- **DIRECTION**:
Set down each record below precisely, skipping the pictures.

Records excerpted from a collection

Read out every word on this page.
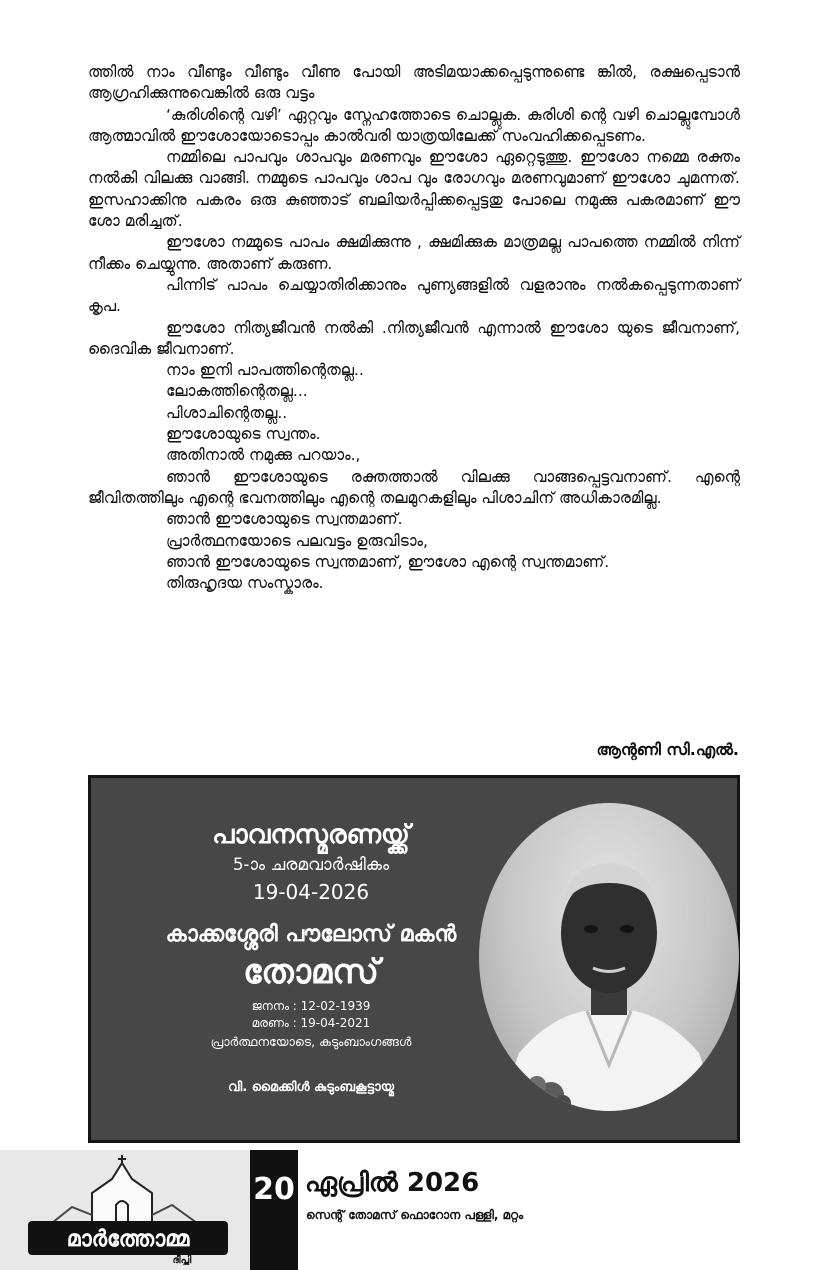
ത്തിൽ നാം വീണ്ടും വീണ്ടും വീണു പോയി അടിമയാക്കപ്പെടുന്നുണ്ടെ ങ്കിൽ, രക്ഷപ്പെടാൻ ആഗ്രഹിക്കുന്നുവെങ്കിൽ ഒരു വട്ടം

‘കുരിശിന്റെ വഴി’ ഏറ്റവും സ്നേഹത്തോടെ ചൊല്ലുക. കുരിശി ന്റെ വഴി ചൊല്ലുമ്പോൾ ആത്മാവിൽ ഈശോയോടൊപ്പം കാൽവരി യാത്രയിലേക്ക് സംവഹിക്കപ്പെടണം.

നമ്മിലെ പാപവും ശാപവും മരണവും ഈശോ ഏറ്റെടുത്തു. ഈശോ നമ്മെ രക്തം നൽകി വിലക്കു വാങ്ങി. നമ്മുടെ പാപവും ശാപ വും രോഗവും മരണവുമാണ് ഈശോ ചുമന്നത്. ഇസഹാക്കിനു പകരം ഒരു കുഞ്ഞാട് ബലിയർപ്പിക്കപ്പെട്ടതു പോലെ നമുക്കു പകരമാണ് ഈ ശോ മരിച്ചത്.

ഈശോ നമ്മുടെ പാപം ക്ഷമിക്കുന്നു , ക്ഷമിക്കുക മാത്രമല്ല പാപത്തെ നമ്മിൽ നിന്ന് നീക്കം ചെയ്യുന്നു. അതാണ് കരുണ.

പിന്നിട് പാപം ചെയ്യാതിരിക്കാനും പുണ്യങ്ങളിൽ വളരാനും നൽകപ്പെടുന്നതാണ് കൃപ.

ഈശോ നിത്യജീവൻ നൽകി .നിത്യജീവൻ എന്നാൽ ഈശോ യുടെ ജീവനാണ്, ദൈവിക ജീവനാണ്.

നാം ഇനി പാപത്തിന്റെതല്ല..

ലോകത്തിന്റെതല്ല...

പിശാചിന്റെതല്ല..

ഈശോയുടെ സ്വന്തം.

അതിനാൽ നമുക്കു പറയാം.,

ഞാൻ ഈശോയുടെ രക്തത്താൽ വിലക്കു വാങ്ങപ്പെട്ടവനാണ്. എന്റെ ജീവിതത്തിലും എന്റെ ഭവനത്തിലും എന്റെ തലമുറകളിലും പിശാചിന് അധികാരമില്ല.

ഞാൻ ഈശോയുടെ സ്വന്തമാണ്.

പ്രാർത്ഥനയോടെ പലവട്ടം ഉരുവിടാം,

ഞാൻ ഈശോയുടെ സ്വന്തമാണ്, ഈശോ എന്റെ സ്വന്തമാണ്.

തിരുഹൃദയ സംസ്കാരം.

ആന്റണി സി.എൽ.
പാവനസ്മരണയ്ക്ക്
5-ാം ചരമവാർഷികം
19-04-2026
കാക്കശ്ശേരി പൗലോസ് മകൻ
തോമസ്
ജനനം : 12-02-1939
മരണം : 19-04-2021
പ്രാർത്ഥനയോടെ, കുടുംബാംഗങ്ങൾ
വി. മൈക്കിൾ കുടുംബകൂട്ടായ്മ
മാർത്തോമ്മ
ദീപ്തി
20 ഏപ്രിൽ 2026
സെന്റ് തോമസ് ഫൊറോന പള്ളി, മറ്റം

- **RESULT OF THE TASK**:
Read out every word on this page.
ത്തിൽ നാം വീണ്ടും വീണ്ടും വീണു പോയി അടിമയാക്കപ്പെടുന്നുണ്ടെ ങ്കിൽ, രക്ഷപ്പെടാൻ ആഗ്രഹിക്കുന്നുവെങ്കിൽ ഒരു വട്ടം

‘കുരിശിന്റെ വഴി’ ഏറ്റവും സ്നേഹത്തോടെ ചൊല്ലുക. കുരിശി ന്റെ വഴി ചൊല്ലുമ്പോൾ ആത്മാവിൽ ഈശോയോടൊപ്പം കാൽവരി യാത്രയിലേക്ക് സംവഹിക്കപ്പെടണം.

നമ്മിലെ പാപവും ശാപവും മരണവും ഈശോ ഏറ്റെടുത്തു. ഈശോ നമ്മെ രക്തം നൽകി വിലക്കു വാങ്ങി. നമ്മുടെ പാപവും ശാപ വും രോഗവും മരണവുമാണ് ഈശോ ചുമന്നത്. ഇസഹാക്കിനു പകരം ഒരു കുഞ്ഞാട് ബലിയർപ്പിക്കപ്പെട്ടതു പോലെ നമുക്കു പകരമാണ് ഈ ശോ മരിച്ചത്.

ഈശോ നമ്മുടെ പാപം ക്ഷമിക്കുന്നു , ക്ഷമിക്കുക മാത്രമല്ല പാപത്തെ നമ്മിൽ നിന്ന് നീക്കം ചെയ്യുന്നു. അതാണ് കരുണ.

പിന്നിട് പാപം ചെയ്യാതിരിക്കാനും പുണ്യങ്ങളിൽ വളരാനും നൽകപ്പെടുന്നതാണ് കൃപ.

ഈശോ നിത്യജീവൻ നൽകി .നിത്യജീവൻ എന്നാൽ ഈശോ യുടെ ജീവനാണ്, ദൈവിക ജീവനാണ്.

നാം ഇനി പാപത്തിന്റെതല്ല..

ലോകത്തിന്റെതല്ല...

പിശാചിന്റെതല്ല..

ഈശോയുടെ സ്വന്തം.

അതിനാൽ നമുക്കു പറയാം.,

ഞാൻ ഈശോയുടെ രക്തത്താൽ വിലക്കു വാങ്ങപ്പെട്ടവനാണ്. എന്റെ ജീവിതത്തിലും എന്റെ ഭവനത്തിലും എന്റെ തലമുറകളിലും പിശാചിന് അധികാരമില്ല.

ഞാൻ ഈശോയുടെ സ്വന്തമാണ്.

പ്രാർത്ഥനയോടെ പലവട്ടം ഉരുവിടാം,

ഞാൻ ഈശോയുടെ സ്വന്തമാണ്, ഈശോ എന്റെ സ്വന്തമാണ്.

തിരുഹൃദയ സംസ്കാരം.

ആന്റണി സി.എൽ.
പാവനസ്മരണയ്ക്ക്
5-ാം ചരമവാർഷികം
19-04-2026
കാക്കശ്ശേരി പൗലോസ് മകൻ
തോമസ്
ജനനം : 12-02-1939
മരണം : 19-04-2021
പ്രാർത്ഥനയോടെ, കുടുംബാംഗങ്ങൾ
വി. മൈക്കിൾ കുടുംബകൂട്ടായ്മ
മാർത്തോമ്മ
ദീപ്തി
20 ഏപ്രിൽ 2026
സെന്റ് തോമസ് ഫൊറോന പള്ളി, മറ്റം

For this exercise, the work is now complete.